--- start Information given ---
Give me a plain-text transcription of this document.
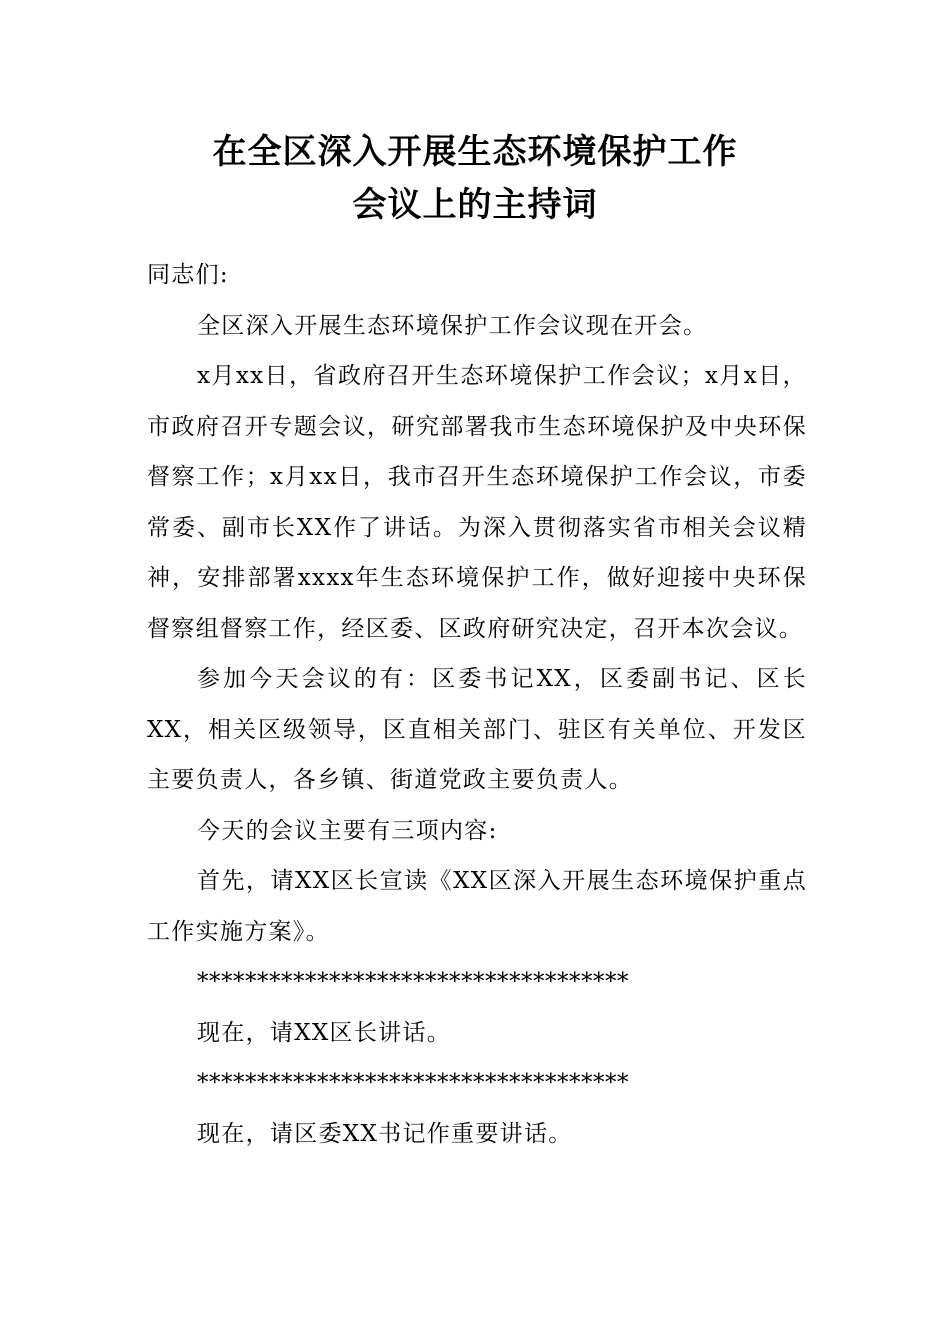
在全区深入开展生态环境保护工作
会议上的主持词

同志们:

全区深入开展生态环境保护工作会议现在开会。

x月xx日，省政府召开生态环境保护工作会议；x月x日，市政府召开专题会议，研究部署我市生态环境保护及中央环保督察工作；x月xx日，我市召开生态环境保护工作会议，市委常委、副市长XX作了讲话。为深入贯彻落实省市相关会议精神，安排部署xxxx年生态环境保护工作，做好迎接中央环保督察组督察工作，经区委、区政府研究决定，召开本次会议。

参加今天会议的有：区委书记XX，区委副书记、区长XX，相关区级领导，区直相关部门、驻区有关单位、开发区主要负责人，各乡镇、街道党政主要负责人。

今天的会议主要有三项内容:

首先，请XX区长宣读《XX区深入开展生态环境保护重点工作实施方案》。

************************************

现在，请XX区长讲话。

************************************

现在，请区委XX书记作重要讲话。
--- end Information given ---
» **Task to complete**: Except for the pictures, copy every line of the records above exactly.

» **Task result**:
Give me a plain-text transcription of this document.
在全区深入开展生态环境保护工作
会议上的主持词

同志们:

全区深入开展生态环境保护工作会议现在开会。

x月xx日，省政府召开生态环境保护工作会议；x月x日，市政府召开专题会议，研究部署我市生态环境保护及中央环保督察工作；x月xx日，我市召开生态环境保护工作会议，市委常委、副市长XX作了讲话。为深入贯彻落实省市相关会议精神，安排部署xxxx年生态环境保护工作，做好迎接中央环保督察组督察工作，经区委、区政府研究决定，召开本次会议。

参加今天会议的有：区委书记XX，区委副书记、区长XX，相关区级领导，区直相关部门、驻区有关单位、开发区主要负责人，各乡镇、街道党政主要负责人。

今天的会议主要有三项内容:

首先，请XX区长宣读《XX区深入开展生态环境保护重点工作实施方案》。

************************************

现在，请XX区长讲话。

************************************

现在，请区委XX书记作重要讲话。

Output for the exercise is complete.